===== Data provided

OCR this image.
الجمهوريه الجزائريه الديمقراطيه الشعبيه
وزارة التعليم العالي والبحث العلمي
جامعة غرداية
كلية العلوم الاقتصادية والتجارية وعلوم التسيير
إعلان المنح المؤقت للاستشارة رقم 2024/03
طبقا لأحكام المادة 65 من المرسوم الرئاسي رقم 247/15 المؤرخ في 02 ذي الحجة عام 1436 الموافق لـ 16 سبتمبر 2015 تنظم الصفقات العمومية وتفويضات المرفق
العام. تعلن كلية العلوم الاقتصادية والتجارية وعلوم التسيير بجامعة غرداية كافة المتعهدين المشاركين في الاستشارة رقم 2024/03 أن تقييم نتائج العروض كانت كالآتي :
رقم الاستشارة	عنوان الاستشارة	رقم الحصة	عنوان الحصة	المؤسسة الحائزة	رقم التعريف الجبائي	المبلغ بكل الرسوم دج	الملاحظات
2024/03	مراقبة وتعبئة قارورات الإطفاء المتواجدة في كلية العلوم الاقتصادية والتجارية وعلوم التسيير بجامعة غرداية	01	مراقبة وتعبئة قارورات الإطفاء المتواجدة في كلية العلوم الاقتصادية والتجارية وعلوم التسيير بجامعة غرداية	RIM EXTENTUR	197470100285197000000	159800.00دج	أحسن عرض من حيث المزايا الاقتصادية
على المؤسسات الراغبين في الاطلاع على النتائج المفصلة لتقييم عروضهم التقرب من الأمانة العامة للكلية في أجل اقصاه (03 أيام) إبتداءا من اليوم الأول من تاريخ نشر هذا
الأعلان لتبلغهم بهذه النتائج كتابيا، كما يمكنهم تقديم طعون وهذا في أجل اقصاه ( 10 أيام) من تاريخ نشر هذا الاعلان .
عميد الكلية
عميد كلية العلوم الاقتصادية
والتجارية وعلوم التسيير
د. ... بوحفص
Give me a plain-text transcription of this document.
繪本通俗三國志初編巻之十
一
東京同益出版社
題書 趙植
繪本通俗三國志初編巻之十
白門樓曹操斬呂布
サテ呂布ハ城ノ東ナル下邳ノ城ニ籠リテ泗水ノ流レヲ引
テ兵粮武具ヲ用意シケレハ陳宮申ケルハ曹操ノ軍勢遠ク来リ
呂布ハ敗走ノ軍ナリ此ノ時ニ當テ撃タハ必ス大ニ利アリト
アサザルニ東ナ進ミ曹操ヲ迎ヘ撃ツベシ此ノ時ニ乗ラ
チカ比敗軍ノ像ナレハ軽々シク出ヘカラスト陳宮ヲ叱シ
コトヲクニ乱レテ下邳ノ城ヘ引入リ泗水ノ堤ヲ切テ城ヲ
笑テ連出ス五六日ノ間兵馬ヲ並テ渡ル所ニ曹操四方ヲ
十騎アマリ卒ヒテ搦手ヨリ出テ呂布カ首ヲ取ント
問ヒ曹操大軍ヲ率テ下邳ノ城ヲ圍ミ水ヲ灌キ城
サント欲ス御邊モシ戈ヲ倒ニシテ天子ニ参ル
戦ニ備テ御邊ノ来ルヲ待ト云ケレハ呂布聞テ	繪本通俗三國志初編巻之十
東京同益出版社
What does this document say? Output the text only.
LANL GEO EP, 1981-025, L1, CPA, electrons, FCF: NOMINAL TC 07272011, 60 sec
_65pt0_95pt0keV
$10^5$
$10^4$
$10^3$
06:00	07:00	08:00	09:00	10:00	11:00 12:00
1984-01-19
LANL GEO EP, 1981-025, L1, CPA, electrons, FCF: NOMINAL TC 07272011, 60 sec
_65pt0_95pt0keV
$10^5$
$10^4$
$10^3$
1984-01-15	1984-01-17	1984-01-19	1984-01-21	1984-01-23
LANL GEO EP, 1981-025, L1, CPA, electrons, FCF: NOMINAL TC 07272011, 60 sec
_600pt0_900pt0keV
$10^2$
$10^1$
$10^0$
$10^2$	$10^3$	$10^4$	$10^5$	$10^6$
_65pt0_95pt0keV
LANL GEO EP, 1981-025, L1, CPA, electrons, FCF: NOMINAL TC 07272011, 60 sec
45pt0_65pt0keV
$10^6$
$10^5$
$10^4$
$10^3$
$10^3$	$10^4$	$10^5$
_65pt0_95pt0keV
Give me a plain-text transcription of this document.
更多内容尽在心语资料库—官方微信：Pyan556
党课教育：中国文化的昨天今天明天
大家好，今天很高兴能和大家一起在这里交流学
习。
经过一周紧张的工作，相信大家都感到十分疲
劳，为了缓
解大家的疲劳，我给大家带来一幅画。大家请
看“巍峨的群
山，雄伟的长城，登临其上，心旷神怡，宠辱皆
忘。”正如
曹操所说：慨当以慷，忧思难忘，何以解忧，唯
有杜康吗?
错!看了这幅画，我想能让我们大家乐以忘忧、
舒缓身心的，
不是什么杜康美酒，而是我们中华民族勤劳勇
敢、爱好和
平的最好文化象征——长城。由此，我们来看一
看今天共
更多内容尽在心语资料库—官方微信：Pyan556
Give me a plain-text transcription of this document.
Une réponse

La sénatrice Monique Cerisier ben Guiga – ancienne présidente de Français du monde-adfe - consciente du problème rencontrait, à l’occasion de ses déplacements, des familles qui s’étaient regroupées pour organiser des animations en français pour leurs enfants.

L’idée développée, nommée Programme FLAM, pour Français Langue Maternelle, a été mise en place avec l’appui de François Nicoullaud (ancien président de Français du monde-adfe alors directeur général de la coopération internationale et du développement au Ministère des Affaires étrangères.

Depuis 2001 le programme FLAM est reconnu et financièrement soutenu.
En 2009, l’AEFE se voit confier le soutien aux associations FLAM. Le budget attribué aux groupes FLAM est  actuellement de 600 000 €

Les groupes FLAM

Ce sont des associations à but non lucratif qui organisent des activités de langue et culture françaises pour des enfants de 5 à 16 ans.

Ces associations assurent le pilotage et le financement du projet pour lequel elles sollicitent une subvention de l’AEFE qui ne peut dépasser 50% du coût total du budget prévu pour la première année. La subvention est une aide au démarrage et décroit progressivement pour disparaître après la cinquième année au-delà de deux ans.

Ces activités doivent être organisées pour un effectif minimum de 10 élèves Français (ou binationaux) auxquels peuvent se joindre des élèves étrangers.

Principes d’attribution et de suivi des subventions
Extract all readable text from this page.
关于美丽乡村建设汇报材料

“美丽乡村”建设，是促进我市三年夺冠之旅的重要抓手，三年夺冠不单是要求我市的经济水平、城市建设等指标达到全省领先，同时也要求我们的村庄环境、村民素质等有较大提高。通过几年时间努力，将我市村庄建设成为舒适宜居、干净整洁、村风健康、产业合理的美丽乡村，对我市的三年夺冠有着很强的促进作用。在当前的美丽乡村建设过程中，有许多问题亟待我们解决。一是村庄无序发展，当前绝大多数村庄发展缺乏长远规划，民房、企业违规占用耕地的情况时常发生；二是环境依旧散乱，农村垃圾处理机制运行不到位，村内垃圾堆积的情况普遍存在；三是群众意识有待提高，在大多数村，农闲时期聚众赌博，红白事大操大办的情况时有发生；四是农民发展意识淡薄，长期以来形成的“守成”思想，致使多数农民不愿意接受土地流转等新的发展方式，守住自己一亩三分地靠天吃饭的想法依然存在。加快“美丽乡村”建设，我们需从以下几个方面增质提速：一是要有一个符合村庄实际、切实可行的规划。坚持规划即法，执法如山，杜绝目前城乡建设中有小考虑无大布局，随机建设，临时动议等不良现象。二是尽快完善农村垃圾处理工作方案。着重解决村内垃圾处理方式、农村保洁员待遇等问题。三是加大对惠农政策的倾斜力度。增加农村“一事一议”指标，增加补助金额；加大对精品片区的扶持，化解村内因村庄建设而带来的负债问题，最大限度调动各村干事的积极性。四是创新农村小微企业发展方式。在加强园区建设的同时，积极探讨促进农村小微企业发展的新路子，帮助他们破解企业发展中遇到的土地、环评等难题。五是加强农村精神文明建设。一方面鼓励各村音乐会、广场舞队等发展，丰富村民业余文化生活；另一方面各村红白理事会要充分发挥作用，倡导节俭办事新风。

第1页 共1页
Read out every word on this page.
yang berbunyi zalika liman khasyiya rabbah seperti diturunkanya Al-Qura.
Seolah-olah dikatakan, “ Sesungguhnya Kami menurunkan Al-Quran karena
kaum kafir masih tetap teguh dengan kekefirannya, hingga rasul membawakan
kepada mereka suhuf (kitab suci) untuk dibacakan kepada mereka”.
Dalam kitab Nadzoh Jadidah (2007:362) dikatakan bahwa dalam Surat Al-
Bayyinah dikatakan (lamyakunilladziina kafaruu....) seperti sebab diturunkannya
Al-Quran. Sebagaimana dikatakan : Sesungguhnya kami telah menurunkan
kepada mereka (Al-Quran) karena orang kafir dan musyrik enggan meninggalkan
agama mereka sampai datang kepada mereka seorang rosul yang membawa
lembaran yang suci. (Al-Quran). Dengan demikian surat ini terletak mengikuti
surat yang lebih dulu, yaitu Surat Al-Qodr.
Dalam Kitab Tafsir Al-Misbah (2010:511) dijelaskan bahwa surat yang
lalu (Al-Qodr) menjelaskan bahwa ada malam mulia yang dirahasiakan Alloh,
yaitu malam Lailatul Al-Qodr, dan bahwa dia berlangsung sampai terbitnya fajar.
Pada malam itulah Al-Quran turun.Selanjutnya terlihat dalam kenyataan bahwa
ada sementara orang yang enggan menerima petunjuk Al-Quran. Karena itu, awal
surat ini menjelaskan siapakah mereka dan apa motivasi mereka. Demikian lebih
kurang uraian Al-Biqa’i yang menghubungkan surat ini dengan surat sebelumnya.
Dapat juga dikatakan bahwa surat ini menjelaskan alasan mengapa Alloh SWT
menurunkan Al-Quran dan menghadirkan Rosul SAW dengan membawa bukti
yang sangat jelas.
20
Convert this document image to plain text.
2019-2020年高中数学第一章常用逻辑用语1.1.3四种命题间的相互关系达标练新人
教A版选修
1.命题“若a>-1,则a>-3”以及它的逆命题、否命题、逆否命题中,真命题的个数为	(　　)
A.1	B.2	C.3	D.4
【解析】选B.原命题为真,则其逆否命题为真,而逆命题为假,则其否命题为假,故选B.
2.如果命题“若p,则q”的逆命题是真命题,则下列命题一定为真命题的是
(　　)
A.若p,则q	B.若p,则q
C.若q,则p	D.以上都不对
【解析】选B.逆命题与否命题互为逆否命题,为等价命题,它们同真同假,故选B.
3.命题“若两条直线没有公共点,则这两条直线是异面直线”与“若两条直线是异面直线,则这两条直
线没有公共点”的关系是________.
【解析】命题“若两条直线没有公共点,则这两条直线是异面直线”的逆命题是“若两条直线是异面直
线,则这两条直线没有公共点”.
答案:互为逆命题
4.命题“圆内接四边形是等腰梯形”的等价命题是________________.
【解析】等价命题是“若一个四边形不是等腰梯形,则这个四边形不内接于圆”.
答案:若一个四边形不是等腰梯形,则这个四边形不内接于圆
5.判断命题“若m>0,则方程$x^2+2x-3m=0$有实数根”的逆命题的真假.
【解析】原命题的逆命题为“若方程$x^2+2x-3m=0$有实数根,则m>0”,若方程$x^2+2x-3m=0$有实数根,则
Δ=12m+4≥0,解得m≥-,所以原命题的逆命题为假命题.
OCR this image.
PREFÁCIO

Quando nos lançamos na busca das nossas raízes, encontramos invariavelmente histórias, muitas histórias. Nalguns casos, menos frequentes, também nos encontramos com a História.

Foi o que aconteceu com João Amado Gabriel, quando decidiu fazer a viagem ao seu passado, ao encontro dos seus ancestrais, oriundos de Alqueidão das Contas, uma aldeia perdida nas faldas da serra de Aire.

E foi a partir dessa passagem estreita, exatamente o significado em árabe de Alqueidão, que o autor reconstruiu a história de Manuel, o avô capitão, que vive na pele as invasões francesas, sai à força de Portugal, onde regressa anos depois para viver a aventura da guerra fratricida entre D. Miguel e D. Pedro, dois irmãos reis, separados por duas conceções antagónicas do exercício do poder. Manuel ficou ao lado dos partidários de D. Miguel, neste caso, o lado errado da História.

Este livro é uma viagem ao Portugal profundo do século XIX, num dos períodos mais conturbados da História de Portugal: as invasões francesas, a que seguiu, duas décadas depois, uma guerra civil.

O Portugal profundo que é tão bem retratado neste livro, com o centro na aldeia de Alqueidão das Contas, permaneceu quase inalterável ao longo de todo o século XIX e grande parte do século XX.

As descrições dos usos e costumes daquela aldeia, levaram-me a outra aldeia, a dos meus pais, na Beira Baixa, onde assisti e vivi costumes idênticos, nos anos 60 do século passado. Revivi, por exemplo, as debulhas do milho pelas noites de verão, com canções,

==========

**Problem to work on:** Extract every line containing the string "depois" from the material.

**Task answer:**
E foi a partir dessa passagem estreita, exatamente o significado em árabe de Alqueidão, que o autor reconstruiu a história de Manuel, o avô capitão, que vive na pele as invasões francesas, sai à força de Portugal, onde regressa anos depois para viver a aventura da guerra fratricida entre D. Miguel e D. Pedro, dois irmãos reis, separados por duas conceções antagónicas do exercício do poder. Manuel ficou ao lado dos partidários de D. Miguel, neste caso, o lado errado da História.
Este livro é uma viagem ao Portugal profundo do século XIX, num dos períodos mais conturbados da História de Portugal: as invasões francesas, a que seguiu, duas décadas depois, uma guerra civil.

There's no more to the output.